++++ Document text ++++

# The Florida Middle Grounds at its very best



## Harbison

The Florida Middle Grounds at its very best:
It's a full moon weekend, the weather forecast is outstanding, The Florida Fisherman, Hubbard's Marina, is loaded to the brim with the best food imaginable. We are ready to tackle the monsters of the Fabulous Florida Middle Grounds. The Middle Grounds, one hundred miles North West of Madeira Beach Florida. Departure time for our 39 hour assault is three P.M. Friday afternoon. 

We are very fortunate to have, as second Captain, Captain (Coach) John McGettrick. Coach is a Florida native. Finally, I have found someone with whom I can discuss local fishing even before 1960. He, as I, were fishing long before the sixties. 
While most sleep, some troll on the long way out. Both kings & bonito were caught Friday afternoon. Terry & Joe did very well. They had good catches even before most of us started. 
The ride out was beautiful. Early Friday evening, appearing in the Eastern sky, we could see that big, inspiring, full moon. As if we needed any more inspiration; excitement was already completely off the chart. Forty-eight anglers, and a friendly crew of six, were more than ready for the 4 F's of Sportsmanship, of our great sport: Food (just had to put that first), Fellowship, Fun, and fishing. And, speaking of food, here comes Tammy, our on board chef, with the best grilled steak, onions, and peppers sandwich on the face of the earth. what a way to start a trip.
OK! twelve midnight! Time to teach those snapper a lesson in manors, if you want to eat, you must pay for your meal. Mangrove snapper seem to often forget, eat, and run. Many did skip out, however, from the looks of all those beautiful mangos on the deck, many paid for their meal. 
Three A.M. Saturday, we are hungry, Tammy to the rescue. Hot off the grill ham and cheese sandwiches, plenty of fish, calm seas, and a bright full moon. This must be heaven on earth. Actually, the morning snapper bite was constant, but never fast. We caught snapper, mango, vermilion, yellow tail, and even the near extinct American red snapper all day long. Looks like Lady Jane neglected to tell the ARS that they are in such bad shape. Even the vermilion snapper (B Liners) were running huge.

++++ Material provided ++++

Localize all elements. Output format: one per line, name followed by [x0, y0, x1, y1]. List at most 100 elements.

++++

• _Task set_:
[1] In the fishing trip report, what time on Friday did the boat leave?
[2] Rewrite the fishing trip report from "OK! twelve midnight!" up to and including "were running huge.", substituting "gentle seas" for "calm seas".
The lines above come from a separate source and are not part of the fishing trip report.

• _Solved problems_:
[1] Three P.M.

[2]
OK! twelve midnight! Time to teach those snapper a lesson in manors, if you want to eat, you must pay for your meal. Mangrove snapper seem to often forget, eat, and run. Many did skip out, however, from the looks of all those beautiful mangos on the deck, many paid for their meal. 
Three A.M. Saturday, we are hungry, Tammy to the rescue. Hot off the grill ham and cheese sandwiches, plenty of fish, gentle seas, and a bright full moon. This must be heaven on earth. Actually, the morning snapper bite was constant, but never fast. We caught snapper, mango, vermilion, yellow tail, and even the near extinct American red snapper all day long. Looks like Lady Jane neglected to tell the ARS that they are in such bad shape. Even the vermilion snapper (B Liners) were running huge.